Excerpts from a figure dataset:
========================================================================

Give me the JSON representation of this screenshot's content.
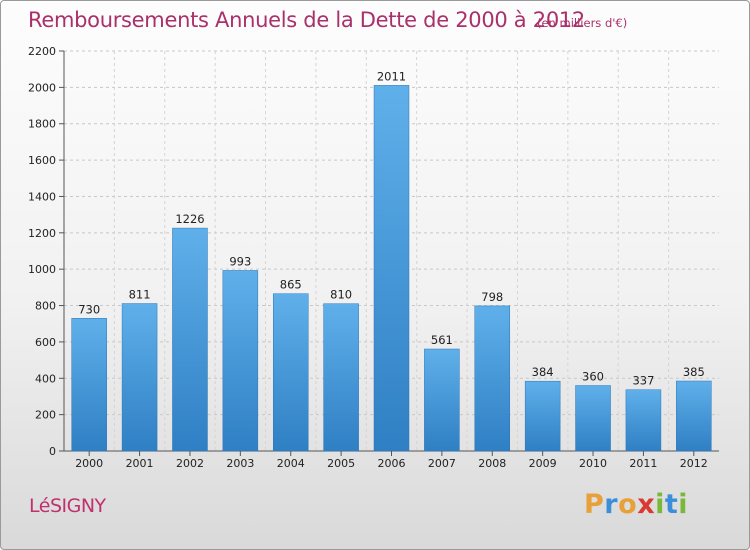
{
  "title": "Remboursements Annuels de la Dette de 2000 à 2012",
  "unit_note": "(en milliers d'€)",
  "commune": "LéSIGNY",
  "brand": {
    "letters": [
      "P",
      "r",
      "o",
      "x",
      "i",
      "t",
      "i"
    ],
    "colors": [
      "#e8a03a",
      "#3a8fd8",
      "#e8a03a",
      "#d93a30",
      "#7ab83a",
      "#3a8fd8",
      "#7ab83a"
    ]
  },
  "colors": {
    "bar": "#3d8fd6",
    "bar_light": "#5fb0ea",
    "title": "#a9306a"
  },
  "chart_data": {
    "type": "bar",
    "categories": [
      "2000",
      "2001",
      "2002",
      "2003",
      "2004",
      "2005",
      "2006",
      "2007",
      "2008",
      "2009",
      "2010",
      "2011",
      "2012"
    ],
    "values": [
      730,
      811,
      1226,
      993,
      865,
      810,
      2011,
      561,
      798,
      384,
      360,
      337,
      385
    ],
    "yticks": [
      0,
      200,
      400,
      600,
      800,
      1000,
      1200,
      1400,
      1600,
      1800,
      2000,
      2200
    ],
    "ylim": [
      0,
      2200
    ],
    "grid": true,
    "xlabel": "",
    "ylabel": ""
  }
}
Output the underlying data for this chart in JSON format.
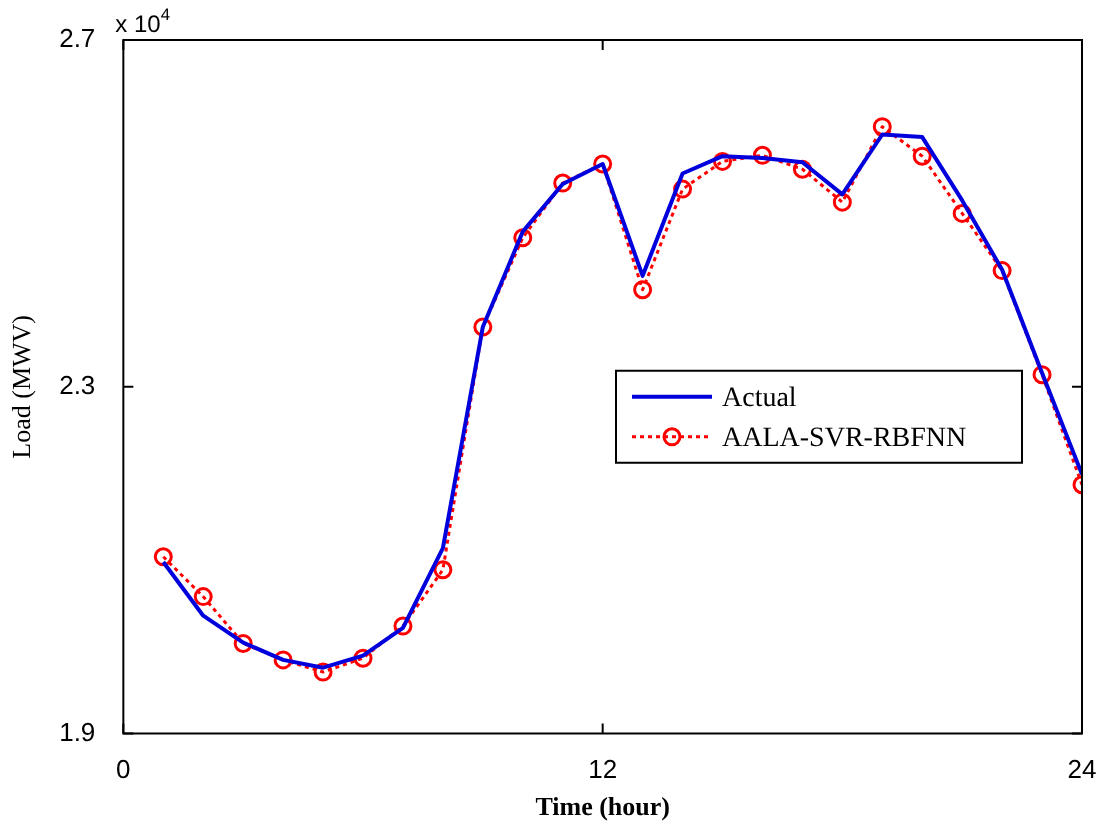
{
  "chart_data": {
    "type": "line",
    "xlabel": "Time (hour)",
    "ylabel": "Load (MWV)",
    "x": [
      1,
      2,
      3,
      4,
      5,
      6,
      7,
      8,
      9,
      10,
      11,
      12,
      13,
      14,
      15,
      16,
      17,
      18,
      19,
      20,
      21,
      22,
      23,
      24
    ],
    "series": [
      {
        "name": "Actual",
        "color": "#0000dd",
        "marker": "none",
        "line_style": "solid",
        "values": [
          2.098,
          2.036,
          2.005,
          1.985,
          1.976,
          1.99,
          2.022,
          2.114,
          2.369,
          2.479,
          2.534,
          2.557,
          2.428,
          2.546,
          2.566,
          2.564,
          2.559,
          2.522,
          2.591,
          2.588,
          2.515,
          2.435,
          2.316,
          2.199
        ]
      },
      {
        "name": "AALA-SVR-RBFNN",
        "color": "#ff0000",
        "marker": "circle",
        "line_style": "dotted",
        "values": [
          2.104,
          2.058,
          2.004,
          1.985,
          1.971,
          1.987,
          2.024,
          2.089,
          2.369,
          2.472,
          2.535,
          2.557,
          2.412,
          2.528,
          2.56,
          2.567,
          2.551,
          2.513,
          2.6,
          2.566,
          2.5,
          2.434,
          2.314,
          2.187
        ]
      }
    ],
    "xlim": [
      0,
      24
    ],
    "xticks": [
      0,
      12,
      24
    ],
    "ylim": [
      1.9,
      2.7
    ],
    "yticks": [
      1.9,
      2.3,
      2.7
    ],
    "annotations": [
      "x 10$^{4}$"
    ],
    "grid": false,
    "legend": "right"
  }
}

========================================================================

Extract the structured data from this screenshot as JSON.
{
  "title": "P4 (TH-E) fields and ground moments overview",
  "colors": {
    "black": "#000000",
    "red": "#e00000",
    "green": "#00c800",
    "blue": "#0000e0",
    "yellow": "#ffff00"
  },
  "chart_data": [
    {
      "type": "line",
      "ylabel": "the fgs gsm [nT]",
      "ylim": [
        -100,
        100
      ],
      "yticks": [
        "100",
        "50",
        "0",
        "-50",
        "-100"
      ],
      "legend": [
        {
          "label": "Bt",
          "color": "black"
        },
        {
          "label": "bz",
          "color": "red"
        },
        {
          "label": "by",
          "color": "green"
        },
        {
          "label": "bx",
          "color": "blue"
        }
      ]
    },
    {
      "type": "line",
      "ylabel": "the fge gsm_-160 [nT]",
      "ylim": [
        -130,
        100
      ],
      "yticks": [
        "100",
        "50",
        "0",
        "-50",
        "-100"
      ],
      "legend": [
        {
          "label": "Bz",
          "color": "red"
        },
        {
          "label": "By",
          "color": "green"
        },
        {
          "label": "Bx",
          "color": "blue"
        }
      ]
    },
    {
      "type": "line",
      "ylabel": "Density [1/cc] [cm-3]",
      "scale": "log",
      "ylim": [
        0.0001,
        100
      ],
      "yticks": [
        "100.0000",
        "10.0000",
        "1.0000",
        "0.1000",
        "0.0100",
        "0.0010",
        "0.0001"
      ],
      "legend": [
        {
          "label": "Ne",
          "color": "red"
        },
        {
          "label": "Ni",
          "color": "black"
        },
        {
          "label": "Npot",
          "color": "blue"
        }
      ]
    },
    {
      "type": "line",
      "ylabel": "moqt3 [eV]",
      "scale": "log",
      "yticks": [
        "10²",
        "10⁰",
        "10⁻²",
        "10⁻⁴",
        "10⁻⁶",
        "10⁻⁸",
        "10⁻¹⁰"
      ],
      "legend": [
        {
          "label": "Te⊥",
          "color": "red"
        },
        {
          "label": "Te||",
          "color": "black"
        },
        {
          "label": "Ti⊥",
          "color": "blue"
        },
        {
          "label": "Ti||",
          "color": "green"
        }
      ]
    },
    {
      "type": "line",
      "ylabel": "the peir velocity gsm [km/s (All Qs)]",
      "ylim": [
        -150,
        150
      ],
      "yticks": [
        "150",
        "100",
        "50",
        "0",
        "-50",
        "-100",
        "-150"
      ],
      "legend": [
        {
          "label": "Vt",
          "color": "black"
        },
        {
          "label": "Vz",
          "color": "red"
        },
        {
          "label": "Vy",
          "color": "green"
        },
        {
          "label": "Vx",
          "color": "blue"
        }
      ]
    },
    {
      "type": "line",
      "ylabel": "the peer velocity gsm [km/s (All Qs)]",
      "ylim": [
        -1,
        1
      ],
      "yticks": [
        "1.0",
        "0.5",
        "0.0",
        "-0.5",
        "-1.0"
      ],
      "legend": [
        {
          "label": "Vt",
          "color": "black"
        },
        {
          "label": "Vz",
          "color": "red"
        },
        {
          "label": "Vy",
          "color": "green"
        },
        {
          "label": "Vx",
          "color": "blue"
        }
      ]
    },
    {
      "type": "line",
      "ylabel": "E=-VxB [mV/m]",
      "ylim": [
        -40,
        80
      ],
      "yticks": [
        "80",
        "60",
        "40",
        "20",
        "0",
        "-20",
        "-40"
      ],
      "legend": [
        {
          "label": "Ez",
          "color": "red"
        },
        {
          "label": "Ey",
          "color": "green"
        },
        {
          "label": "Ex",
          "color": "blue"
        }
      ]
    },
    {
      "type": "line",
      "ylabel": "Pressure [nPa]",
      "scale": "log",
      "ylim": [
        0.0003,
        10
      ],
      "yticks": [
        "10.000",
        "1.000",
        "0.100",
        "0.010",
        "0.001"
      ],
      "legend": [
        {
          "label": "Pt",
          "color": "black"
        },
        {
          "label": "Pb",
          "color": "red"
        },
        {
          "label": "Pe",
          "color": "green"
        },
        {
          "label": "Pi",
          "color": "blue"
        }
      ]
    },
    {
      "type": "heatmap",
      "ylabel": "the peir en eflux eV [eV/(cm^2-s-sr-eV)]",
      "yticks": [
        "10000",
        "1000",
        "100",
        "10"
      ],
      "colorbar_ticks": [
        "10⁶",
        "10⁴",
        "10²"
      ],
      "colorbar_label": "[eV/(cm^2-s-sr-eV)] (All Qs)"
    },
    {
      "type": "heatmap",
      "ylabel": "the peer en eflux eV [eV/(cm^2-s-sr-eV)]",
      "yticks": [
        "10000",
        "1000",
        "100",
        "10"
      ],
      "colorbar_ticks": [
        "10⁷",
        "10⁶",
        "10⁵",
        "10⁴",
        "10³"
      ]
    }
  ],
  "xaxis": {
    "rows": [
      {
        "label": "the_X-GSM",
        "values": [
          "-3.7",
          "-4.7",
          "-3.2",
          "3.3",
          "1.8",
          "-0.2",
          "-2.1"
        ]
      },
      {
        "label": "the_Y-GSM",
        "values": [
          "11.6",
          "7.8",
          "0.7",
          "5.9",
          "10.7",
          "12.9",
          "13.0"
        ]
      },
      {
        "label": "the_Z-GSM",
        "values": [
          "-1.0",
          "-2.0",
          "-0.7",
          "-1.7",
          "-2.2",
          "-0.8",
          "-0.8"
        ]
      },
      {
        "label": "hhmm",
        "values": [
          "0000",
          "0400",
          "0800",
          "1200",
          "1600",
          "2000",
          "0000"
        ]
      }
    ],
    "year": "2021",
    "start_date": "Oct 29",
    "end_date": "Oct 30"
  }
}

========================================================================

* _Required task_
Copy out every line that includes the word "title".

* _Worked solution_
  "title": "Remboursements Annuels de la Dette de 2000 à 2012",
    "title": "#a9306a"
  "title": "P4 (TH-E) fields and ground moments overview",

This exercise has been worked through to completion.